Copy out every record below with complete accuracy.

--- START Data section ---

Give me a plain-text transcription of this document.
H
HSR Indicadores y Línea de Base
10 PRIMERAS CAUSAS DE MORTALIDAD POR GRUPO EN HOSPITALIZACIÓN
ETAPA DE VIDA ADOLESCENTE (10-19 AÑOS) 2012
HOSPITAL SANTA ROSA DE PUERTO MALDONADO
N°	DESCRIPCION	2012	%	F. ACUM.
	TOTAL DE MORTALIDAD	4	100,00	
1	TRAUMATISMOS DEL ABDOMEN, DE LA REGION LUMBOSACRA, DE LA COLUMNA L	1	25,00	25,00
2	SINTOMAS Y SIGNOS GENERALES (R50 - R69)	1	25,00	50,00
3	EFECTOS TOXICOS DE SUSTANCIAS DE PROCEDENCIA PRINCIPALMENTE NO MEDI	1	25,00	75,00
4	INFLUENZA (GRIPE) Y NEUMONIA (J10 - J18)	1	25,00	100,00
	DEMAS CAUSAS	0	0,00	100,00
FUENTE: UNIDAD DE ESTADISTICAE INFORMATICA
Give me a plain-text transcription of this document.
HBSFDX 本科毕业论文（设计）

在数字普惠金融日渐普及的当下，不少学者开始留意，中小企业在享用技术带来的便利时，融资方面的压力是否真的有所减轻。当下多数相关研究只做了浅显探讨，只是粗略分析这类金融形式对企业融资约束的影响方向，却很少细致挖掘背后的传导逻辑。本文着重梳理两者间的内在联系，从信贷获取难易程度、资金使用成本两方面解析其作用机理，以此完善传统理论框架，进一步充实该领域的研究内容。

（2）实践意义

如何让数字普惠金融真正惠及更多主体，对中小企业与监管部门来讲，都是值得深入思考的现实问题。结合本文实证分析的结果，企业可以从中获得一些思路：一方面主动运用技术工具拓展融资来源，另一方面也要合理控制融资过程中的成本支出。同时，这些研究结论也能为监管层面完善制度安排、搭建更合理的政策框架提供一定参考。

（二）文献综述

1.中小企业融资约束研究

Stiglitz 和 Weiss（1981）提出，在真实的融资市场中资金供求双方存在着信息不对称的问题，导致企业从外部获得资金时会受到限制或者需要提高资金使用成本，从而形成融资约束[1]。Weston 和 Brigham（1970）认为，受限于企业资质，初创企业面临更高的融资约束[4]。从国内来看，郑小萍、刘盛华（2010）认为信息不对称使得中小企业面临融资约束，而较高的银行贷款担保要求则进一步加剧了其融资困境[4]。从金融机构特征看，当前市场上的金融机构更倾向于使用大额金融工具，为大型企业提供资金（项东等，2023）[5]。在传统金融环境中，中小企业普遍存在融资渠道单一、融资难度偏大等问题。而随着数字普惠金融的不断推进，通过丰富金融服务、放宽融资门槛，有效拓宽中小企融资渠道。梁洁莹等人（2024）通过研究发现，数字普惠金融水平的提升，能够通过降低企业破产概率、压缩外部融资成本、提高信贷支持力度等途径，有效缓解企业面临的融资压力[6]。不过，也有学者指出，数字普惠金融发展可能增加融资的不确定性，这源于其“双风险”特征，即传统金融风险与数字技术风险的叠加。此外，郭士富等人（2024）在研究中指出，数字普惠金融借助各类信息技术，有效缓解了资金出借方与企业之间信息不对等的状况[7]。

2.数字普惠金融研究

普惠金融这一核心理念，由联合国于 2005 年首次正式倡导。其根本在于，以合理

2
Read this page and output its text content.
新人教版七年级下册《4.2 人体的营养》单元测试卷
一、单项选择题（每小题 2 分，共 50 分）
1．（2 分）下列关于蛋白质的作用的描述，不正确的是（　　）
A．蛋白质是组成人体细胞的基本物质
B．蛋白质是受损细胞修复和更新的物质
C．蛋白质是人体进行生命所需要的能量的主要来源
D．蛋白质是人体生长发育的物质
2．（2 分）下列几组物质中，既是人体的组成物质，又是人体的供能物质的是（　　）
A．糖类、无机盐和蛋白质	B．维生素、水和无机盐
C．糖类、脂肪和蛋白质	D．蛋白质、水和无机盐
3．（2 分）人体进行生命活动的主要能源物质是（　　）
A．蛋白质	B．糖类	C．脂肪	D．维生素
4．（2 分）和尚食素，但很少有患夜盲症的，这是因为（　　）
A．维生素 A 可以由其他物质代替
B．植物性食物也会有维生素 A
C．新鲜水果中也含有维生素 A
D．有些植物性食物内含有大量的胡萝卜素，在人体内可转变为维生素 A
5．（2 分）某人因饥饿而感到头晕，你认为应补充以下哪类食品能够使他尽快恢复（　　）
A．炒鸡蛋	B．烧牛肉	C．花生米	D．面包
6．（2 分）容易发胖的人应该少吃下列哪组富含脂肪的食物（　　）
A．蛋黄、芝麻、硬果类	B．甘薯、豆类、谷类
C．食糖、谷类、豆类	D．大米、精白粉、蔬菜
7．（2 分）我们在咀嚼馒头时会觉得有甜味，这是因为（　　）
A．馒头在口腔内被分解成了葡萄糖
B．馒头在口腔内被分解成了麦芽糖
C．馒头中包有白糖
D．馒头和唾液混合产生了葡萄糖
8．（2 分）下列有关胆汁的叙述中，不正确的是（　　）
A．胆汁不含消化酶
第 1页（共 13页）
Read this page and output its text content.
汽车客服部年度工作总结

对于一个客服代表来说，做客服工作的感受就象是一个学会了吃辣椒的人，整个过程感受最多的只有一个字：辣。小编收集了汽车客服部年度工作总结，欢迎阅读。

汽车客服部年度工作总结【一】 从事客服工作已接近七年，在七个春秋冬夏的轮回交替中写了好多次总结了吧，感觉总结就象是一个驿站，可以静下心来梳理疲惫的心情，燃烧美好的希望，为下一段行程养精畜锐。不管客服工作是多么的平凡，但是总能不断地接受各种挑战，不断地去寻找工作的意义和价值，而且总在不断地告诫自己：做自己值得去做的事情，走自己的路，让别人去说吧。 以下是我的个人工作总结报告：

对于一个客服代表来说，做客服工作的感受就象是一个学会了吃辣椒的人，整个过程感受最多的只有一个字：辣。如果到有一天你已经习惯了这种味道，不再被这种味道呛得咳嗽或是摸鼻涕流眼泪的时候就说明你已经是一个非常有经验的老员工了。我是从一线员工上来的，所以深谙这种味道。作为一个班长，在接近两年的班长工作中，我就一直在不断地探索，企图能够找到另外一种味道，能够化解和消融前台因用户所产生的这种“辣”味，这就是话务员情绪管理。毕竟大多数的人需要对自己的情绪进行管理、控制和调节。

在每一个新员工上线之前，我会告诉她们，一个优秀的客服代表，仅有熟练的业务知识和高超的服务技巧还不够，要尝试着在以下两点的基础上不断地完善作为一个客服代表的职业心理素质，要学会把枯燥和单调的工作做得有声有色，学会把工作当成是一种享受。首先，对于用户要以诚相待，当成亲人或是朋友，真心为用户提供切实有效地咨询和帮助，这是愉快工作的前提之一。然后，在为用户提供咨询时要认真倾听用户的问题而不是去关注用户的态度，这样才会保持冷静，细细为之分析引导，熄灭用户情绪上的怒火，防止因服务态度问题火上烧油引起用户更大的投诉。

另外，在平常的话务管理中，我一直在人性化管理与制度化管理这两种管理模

--- END Data section ---

-- Task result --
Give me a plain-text transcription of this document.
H
HSR Indicadores y Línea de Base
10 PRIMERAS CAUSAS DE MORTALIDAD POR GRUPO EN HOSPITALIZACIÓN
ETAPA DE VIDA ADOLESCENTE (10-19 AÑOS) 2012
HOSPITAL SANTA ROSA DE PUERTO MALDONADO
N°	DESCRIPCION	2012	%	F. ACUM.
	TOTAL DE MORTALIDAD	4	100,00	
1	TRAUMATISMOS DEL ABDOMEN, DE LA REGION LUMBOSACRA, DE LA COLUMNA L	1	25,00	25,00
2	SINTOMAS Y SIGNOS GENERALES (R50 - R69)	1	25,00	50,00
3	EFECTOS TOXICOS DE SUSTANCIAS DE PROCEDENCIA PRINCIPALMENTE NO MEDI	1	25,00	75,00
4	INFLUENZA (GRIPE) Y NEUMONIA (J10 - J18)	1	25,00	100,00
	DEMAS CAUSAS	0	0,00	100,00
FUENTE: UNIDAD DE ESTADISTICAE INFORMATICA
Give me a plain-text transcription of this document.
HBSFDX 本科毕业论文（设计）

在数字普惠金融日渐普及的当下，不少学者开始留意，中小企业在享用技术带来的便利时，融资方面的压力是否真的有所减轻。当下多数相关研究只做了浅显探讨，只是粗略分析这类金融形式对企业融资约束的影响方向，却很少细致挖掘背后的传导逻辑。本文着重梳理两者间的内在联系，从信贷获取难易程度、资金使用成本两方面解析其作用机理，以此完善传统理论框架，进一步充实该领域的研究内容。

（2）实践意义

如何让数字普惠金融真正惠及更多主体，对中小企业与监管部门来讲，都是值得深入思考的现实问题。结合本文实证分析的结果，企业可以从中获得一些思路：一方面主动运用技术工具拓展融资来源，另一方面也要合理控制融资过程中的成本支出。同时，这些研究结论也能为监管层面完善制度安排、搭建更合理的政策框架提供一定参考。

（二）文献综述

1.中小企业融资约束研究

Stiglitz 和 Weiss（1981）提出，在真实的融资市场中资金供求双方存在着信息不对称的问题，导致企业从外部获得资金时会受到限制或者需要提高资金使用成本，从而形成融资约束[1]。Weston 和 Brigham（1970）认为，受限于企业资质，初创企业面临更高的融资约束[4]。从国内来看，郑小萍、刘盛华（2010）认为信息不对称使得中小企业面临融资约束，而较高的银行贷款担保要求则进一步加剧了其融资困境[4]。从金融机构特征看，当前市场上的金融机构更倾向于使用大额金融工具，为大型企业提供资金（项东等，2023）[5]。在传统金融环境中，中小企业普遍存在融资渠道单一、融资难度偏大等问题。而随着数字普惠金融的不断推进，通过丰富金融服务、放宽融资门槛，有效拓宽中小企融资渠道。梁洁莹等人（2024）通过研究发现，数字普惠金融水平的提升，能够通过降低企业破产概率、压缩外部融资成本、提高信贷支持力度等途径，有效缓解企业面临的融资压力[6]。不过，也有学者指出，数字普惠金融发展可能增加融资的不确定性，这源于其“双风险”特征，即传统金融风险与数字技术风险的叠加。此外，郭士富等人（2024）在研究中指出，数字普惠金融借助各类信息技术，有效缓解了资金出借方与企业之间信息不对等的状况[7]。

2.数字普惠金融研究

普惠金融这一核心理念，由联合国于 2005 年首次正式倡导。其根本在于，以合理

2
Read this page and output its text content.
新人教版七年级下册《4.2 人体的营养》单元测试卷
一、单项选择题（每小题 2 分，共 50 分）
1．（2 分）下列关于蛋白质的作用的描述，不正确的是（　　）
A．蛋白质是组成人体细胞的基本物质
B．蛋白质是受损细胞修复和更新的物质
C．蛋白质是人体进行生命所需要的能量的主要来源
D．蛋白质是人体生长发育的物质
2．（2 分）下列几组物质中，既是人体的组成物质，又是人体的供能物质的是（　　）
A．糖类、无机盐和蛋白质	B．维生素、水和无机盐
C．糖类、脂肪和蛋白质	D．蛋白质、水和无机盐
3．（2 分）人体进行生命活动的主要能源物质是（　　）
A．蛋白质	B．糖类	C．脂肪	D．维生素
4．（2 分）和尚食素，但很少有患夜盲症的，这是因为（　　）
A．维生素 A 可以由其他物质代替
B．植物性食物也会有维生素 A
C．新鲜水果中也含有维生素 A
D．有些植物性食物内含有大量的胡萝卜素，在人体内可转变为维生素 A
5．（2 分）某人因饥饿而感到头晕，你认为应补充以下哪类食品能够使他尽快恢复（　　）
A．炒鸡蛋	B．烧牛肉	C．花生米	D．面包
6．（2 分）容易发胖的人应该少吃下列哪组富含脂肪的食物（　　）
A．蛋黄、芝麻、硬果类	B．甘薯、豆类、谷类
C．食糖、谷类、豆类	D．大米、精白粉、蔬菜
7．（2 分）我们在咀嚼馒头时会觉得有甜味，这是因为（　　）
A．馒头在口腔内被分解成了葡萄糖
B．馒头在口腔内被分解成了麦芽糖
C．馒头中包有白糖
D．馒头和唾液混合产生了葡萄糖
8．（2 分）下列有关胆汁的叙述中，不正确的是（　　）
A．胆汁不含消化酶
第 1页（共 13页）
Read this page and output its text content.
汽车客服部年度工作总结

对于一个客服代表来说，做客服工作的感受就象是一个学会了吃辣椒的人，整个过程感受最多的只有一个字：辣。小编收集了汽车客服部年度工作总结，欢迎阅读。

汽车客服部年度工作总结【一】 从事客服工作已接近七年，在七个春秋冬夏的轮回交替中写了好多次总结了吧，感觉总结就象是一个驿站，可以静下心来梳理疲惫的心情，燃烧美好的希望，为下一段行程养精畜锐。不管客服工作是多么的平凡，但是总能不断地接受各种挑战，不断地去寻找工作的意义和价值，而且总在不断地告诫自己：做自己值得去做的事情，走自己的路，让别人去说吧。 以下是我的个人工作总结报告：

对于一个客服代表来说，做客服工作的感受就象是一个学会了吃辣椒的人，整个过程感受最多的只有一个字：辣。如果到有一天你已经习惯了这种味道，不再被这种味道呛得咳嗽或是摸鼻涕流眼泪的时候就说明你已经是一个非常有经验的老员工了。我是从一线员工上来的，所以深谙这种味道。作为一个班长，在接近两年的班长工作中，我就一直在不断地探索，企图能够找到另外一种味道，能够化解和消融前台因用户所产生的这种“辣”味，这就是话务员情绪管理。毕竟大多数的人需要对自己的情绪进行管理、控制和调节。

在每一个新员工上线之前，我会告诉她们，一个优秀的客服代表，仅有熟练的业务知识和高超的服务技巧还不够，要尝试着在以下两点的基础上不断地完善作为一个客服代表的职业心理素质，要学会把枯燥和单调的工作做得有声有色，学会把工作当成是一种享受。首先，对于用户要以诚相待，当成亲人或是朋友，真心为用户提供切实有效地咨询和帮助，这是愉快工作的前提之一。然后，在为用户提供咨询时要认真倾听用户的问题而不是去关注用户的态度，这样才会保持冷静，细细为之分析引导，熄灭用户情绪上的怒火，防止因服务态度问题火上烧油引起用户更大的投诉。

另外，在平常的话务管理中，我一直在人性化管理与制度化管理这两种管理模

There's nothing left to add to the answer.